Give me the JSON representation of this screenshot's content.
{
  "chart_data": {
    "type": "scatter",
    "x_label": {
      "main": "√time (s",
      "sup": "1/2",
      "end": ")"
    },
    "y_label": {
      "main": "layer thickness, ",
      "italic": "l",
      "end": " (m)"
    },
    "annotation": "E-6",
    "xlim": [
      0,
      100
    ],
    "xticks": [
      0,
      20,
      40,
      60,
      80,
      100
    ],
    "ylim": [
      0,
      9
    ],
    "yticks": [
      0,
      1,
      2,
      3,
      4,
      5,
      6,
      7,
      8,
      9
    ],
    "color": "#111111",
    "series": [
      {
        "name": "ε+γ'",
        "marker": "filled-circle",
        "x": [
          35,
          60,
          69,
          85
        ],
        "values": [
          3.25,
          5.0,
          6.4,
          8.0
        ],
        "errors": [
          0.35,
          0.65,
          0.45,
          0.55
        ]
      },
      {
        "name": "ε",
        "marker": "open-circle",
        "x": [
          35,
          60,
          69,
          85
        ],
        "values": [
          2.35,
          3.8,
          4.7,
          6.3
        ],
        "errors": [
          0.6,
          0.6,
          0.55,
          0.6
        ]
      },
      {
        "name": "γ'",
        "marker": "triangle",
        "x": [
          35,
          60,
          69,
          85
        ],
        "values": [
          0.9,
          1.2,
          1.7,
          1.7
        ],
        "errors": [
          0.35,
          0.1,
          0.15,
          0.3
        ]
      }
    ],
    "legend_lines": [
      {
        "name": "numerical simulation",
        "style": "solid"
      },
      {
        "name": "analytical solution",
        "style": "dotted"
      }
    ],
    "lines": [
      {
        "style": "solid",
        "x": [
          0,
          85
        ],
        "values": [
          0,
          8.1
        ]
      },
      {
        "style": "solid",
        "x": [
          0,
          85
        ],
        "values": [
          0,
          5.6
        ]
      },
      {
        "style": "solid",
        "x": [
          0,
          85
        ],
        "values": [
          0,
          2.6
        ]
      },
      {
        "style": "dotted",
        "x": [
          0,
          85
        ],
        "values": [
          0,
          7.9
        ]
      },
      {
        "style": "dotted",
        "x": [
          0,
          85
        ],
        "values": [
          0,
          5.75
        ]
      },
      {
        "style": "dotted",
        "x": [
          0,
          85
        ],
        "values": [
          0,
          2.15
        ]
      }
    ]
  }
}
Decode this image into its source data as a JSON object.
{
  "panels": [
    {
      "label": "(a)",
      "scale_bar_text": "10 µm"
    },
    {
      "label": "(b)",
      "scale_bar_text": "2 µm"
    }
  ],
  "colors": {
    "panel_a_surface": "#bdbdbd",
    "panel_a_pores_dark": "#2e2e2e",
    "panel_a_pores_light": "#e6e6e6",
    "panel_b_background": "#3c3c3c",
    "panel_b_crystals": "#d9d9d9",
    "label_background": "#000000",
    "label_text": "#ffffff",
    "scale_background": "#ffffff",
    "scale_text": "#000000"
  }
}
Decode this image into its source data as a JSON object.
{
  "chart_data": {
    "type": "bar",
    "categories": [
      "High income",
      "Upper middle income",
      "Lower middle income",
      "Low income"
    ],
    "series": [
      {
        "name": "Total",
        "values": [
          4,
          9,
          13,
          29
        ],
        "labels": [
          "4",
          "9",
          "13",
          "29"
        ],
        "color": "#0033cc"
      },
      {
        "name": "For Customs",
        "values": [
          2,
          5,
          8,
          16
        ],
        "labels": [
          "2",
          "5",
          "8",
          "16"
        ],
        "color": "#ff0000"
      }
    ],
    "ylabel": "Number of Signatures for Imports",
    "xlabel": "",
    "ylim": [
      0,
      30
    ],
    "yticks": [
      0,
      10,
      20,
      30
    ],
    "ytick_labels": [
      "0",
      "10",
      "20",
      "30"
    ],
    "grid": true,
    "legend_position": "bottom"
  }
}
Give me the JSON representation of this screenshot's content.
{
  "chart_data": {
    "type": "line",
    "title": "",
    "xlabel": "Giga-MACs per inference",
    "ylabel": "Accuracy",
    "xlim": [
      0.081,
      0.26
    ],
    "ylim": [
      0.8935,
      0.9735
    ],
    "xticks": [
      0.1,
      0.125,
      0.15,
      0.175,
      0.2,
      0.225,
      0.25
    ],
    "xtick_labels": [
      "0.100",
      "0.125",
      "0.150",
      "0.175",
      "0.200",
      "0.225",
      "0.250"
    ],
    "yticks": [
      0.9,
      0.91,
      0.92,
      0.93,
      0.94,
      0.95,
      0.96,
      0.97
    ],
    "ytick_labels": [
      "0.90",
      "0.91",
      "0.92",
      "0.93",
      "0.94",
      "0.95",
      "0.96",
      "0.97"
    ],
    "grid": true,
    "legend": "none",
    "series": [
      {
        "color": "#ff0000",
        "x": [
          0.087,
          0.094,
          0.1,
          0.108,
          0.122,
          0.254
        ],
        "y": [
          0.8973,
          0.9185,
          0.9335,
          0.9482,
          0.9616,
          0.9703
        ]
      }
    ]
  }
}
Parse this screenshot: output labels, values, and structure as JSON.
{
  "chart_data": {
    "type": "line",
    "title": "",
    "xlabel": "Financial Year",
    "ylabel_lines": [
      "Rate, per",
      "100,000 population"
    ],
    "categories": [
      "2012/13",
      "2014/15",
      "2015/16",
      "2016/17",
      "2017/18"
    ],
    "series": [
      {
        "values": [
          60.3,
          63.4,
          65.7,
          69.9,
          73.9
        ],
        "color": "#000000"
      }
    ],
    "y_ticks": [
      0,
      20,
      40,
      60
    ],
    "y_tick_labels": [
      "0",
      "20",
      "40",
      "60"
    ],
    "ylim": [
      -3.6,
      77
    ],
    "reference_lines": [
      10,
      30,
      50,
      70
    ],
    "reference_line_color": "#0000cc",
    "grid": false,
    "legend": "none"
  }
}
★ ★ ★ ★ ★
[Problem statement]:
Set down every record above exactly as given.

[Result]:
Give me the JSON representation of this screenshot's content.
{
  "chart_data": {
    "type": "scatter",
    "x_label": {
      "main": "√time (s",
      "sup": "1/2",
      "end": ")"
    },
    "y_label": {
      "main": "layer thickness, ",
      "italic": "l",
      "end": " (m)"
    },
    "annotation": "E-6",
    "xlim": [
      0,
      100
    ],
    "xticks": [
      0,
      20,
      40,
      60,
      80,
      100
    ],
    "ylim": [
      0,
      9
    ],
    "yticks": [
      0,
      1,
      2,
      3,
      4,
      5,
      6,
      7,
      8,
      9
    ],
    "color": "#111111",
    "series": [
      {
        "name": "ε+γ'",
        "marker": "filled-circle",
        "x": [
          35,
          60,
          69,
          85
        ],
        "values": [
          3.25,
          5.0,
          6.4,
          8.0
        ],
        "errors": [
          0.35,
          0.65,
          0.45,
          0.55
        ]
      },
      {
        "name": "ε",
        "marker": "open-circle",
        "x": [
          35,
          60,
          69,
          85
        ],
        "values": [
          2.35,
          3.8,
          4.7,
          6.3
        ],
        "errors": [
          0.6,
          0.6,
          0.55,
          0.6
        ]
      },
      {
        "name": "γ'",
        "marker": "triangle",
        "x": [
          35,
          60,
          69,
          85
        ],
        "values": [
          0.9,
          1.2,
          1.7,
          1.7
        ],
        "errors": [
          0.35,
          0.1,
          0.15,
          0.3
        ]
      }
    ],
    "legend_lines": [
      {
        "name": "numerical simulation",
        "style": "solid"
      },
      {
        "name": "analytical solution",
        "style": "dotted"
      }
    ],
    "lines": [
      {
        "style": "solid",
        "x": [
          0,
          85
        ],
        "values": [
          0,
          8.1
        ]
      },
      {
        "style": "solid",
        "x": [
          0,
          85
        ],
        "values": [
          0,
          5.6
        ]
      },
      {
        "style": "solid",
        "x": [
          0,
          85
        ],
        "values": [
          0,
          2.6
        ]
      },
      {
        "style": "dotted",
        "x": [
          0,
          85
        ],
        "values": [
          0,
          7.9
        ]
      },
      {
        "style": "dotted",
        "x": [
          0,
          85
        ],
        "values": [
          0,
          5.75
        ]
      },
      {
        "style": "dotted",
        "x": [
          0,
          85
        ],
        "values": [
          0,
          2.15
        ]
      }
    ]
  }
}
Decode this image into its source data as a JSON object.
{
  "panels": [
    {
      "label": "(a)",
      "scale_bar_text": "10 µm"
    },
    {
      "label": "(b)",
      "scale_bar_text": "2 µm"
    }
  ],
  "colors": {
    "panel_a_surface": "#bdbdbd",
    "panel_a_pores_dark": "#2e2e2e",
    "panel_a_pores_light": "#e6e6e6",
    "panel_b_background": "#3c3c3c",
    "panel_b_crystals": "#d9d9d9",
    "label_background": "#000000",
    "label_text": "#ffffff",
    "scale_background": "#ffffff",
    "scale_text": "#000000"
  }
}
Decode this image into its source data as a JSON object.
{
  "chart_data": {
    "type": "bar",
    "categories": [
      "High income",
      "Upper middle income",
      "Lower middle income",
      "Low income"
    ],
    "series": [
      {
        "name": "Total",
        "values": [
          4,
          9,
          13,
          29
        ],
        "labels": [
          "4",
          "9",
          "13",
          "29"
        ],
        "color": "#0033cc"
      },
      {
        "name": "For Customs",
        "values": [
          2,
          5,
          8,
          16
        ],
        "labels": [
          "2",
          "5",
          "8",
          "16"
        ],
        "color": "#ff0000"
      }
    ],
    "ylabel": "Number of Signatures for Imports",
    "xlabel": "",
    "ylim": [
      0,
      30
    ],
    "yticks": [
      0,
      10,
      20,
      30
    ],
    "ytick_labels": [
      "0",
      "10",
      "20",
      "30"
    ],
    "grid": true,
    "legend_position": "bottom"
  }
}
Give me the JSON representation of this screenshot's content.
{
  "chart_data": {
    "type": "line",
    "title": "",
    "xlabel": "Giga-MACs per inference",
    "ylabel": "Accuracy",
    "xlim": [
      0.081,
      0.26
    ],
    "ylim": [
      0.8935,
      0.9735
    ],
    "xticks": [
      0.1,
      0.125,
      0.15,
      0.175,
      0.2,
      0.225,
      0.25
    ],
    "xtick_labels": [
      "0.100",
      "0.125",
      "0.150",
      "0.175",
      "0.200",
      "0.225",
      "0.250"
    ],
    "yticks": [
      0.9,
      0.91,
      0.92,
      0.93,
      0.94,
      0.95,
      0.96,
      0.97
    ],
    "ytick_labels": [
      "0.90",
      "0.91",
      "0.92",
      "0.93",
      "0.94",
      "0.95",
      "0.96",
      "0.97"
    ],
    "grid": true,
    "legend": "none",
    "series": [
      {
        "color": "#ff0000",
        "x": [
          0.087,
          0.094,
          0.1,
          0.108,
          0.122,
          0.254
        ],
        "y": [
          0.8973,
          0.9185,
          0.9335,
          0.9482,
          0.9616,
          0.9703
        ]
      }
    ]
  }
}
Parse this screenshot: output labels, values, and structure as JSON.
{
  "chart_data": {
    "type": "line",
    "title": "",
    "xlabel": "Financial Year",
    "ylabel_lines": [
      "Rate, per",
      "100,000 population"
    ],
    "categories": [
      "2012/13",
      "2014/15",
      "2015/16",
      "2016/17",
      "2017/18"
    ],
    "series": [
      {
        "values": [
          60.3,
          63.4,
          65.7,
          69.9,
          73.9
        ],
        "color": "#000000"
      }
    ],
    "y_ticks": [
      0,
      20,
      40,
      60
    ],
    "y_tick_labels": [
      "0",
      "20",
      "40",
      "60"
    ],
    "ylim": [
      -3.6,
      77
    ],
    "reference_lines": [
      10,
      30,
      50,
      70
    ],
    "reference_line_color": "#0000cc",
    "grid": false,
    "legend": "none"
  }
}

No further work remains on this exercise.